**Requirement:** Where a line in the listing below contains the word "включенные", copy that line.

..........

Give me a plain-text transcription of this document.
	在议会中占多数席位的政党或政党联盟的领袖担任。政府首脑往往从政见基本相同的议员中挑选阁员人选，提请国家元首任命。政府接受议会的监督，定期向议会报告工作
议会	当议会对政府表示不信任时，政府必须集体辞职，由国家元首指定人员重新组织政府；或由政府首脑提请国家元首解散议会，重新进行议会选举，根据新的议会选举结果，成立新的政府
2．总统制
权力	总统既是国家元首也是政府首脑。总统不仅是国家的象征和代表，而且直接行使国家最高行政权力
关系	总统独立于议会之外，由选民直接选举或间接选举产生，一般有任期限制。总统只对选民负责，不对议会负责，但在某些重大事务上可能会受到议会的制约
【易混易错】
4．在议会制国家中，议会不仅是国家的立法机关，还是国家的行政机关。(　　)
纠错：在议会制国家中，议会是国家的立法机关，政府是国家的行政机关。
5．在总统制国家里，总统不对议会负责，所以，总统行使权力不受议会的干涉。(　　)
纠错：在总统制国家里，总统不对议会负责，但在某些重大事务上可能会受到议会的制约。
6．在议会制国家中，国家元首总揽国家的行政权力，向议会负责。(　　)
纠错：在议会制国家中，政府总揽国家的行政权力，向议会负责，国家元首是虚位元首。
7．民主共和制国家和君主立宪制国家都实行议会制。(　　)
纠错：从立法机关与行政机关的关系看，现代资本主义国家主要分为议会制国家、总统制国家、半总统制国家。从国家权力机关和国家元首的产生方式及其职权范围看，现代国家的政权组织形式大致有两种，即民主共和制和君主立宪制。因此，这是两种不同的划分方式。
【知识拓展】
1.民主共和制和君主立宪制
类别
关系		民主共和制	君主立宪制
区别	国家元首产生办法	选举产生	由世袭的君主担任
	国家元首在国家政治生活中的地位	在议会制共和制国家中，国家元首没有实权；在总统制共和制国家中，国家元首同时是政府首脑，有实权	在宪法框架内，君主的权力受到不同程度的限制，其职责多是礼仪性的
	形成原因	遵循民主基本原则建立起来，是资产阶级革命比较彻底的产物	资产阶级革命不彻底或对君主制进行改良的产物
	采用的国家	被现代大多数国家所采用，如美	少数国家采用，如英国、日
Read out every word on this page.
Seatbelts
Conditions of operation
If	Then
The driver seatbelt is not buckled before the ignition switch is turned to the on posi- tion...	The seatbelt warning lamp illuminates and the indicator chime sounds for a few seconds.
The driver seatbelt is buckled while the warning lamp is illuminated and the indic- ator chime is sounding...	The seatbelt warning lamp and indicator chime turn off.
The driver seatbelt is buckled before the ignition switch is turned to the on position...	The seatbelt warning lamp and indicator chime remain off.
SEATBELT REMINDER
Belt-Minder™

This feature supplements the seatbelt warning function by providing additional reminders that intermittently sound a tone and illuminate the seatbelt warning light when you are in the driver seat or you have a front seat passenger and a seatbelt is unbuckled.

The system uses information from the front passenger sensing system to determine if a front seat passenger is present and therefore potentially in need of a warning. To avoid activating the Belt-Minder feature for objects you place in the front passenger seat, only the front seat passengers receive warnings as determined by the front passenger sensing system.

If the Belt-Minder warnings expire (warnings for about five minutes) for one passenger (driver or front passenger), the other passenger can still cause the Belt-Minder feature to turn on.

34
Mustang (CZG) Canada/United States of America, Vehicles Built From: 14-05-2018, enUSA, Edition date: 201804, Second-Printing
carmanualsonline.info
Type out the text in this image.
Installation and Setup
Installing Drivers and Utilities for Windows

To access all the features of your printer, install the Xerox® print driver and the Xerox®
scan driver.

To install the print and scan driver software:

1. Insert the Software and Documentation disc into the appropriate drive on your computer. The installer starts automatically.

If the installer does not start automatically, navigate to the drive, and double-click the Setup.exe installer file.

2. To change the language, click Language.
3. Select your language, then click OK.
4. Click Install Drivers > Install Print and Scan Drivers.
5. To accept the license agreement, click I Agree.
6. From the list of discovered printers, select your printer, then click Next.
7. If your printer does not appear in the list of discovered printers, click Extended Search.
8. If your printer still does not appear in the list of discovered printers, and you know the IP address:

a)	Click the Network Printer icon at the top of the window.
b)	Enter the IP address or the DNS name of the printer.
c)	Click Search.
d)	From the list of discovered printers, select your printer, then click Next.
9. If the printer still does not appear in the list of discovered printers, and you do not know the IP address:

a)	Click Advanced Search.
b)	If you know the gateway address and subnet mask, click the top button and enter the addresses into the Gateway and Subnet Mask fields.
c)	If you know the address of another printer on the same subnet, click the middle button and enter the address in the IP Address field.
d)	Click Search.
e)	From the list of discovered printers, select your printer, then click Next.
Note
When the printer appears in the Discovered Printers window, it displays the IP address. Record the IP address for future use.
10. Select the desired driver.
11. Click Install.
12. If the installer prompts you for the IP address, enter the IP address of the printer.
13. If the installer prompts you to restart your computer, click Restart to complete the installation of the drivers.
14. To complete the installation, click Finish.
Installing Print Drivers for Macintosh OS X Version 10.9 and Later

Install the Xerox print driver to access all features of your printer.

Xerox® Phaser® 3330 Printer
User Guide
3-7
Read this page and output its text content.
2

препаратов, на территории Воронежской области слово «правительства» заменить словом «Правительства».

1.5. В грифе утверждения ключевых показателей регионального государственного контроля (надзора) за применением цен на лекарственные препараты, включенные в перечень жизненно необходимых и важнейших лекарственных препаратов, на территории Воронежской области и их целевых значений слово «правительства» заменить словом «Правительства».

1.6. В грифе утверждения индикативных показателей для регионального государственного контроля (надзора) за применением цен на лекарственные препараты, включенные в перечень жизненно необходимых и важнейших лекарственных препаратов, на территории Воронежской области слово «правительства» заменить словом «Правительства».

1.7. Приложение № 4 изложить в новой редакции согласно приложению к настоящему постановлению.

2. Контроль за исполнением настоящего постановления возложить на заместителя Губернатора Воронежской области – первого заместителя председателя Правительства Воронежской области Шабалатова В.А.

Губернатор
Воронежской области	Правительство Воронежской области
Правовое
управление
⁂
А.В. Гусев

..........

**Written answer:**
1.5. В грифе утверждения ключевых показателей регионального государственного контроля (надзора) за применением цен на лекарственные препараты, включенные в перечень жизненно необходимых и важнейших лекарственных препаратов, на территории Воронежской области и их целевых значений слово «правительства» заменить словом «Правительства».
1.6. В грифе утверждения индикативных показателей для регионального государственного контроля (надзора) за применением цен на лекарственные препараты, включенные в перечень жизненно необходимых и важнейших лекарственных препаратов, на территории Воронежской области слово «правительства» заменить словом «Правительства».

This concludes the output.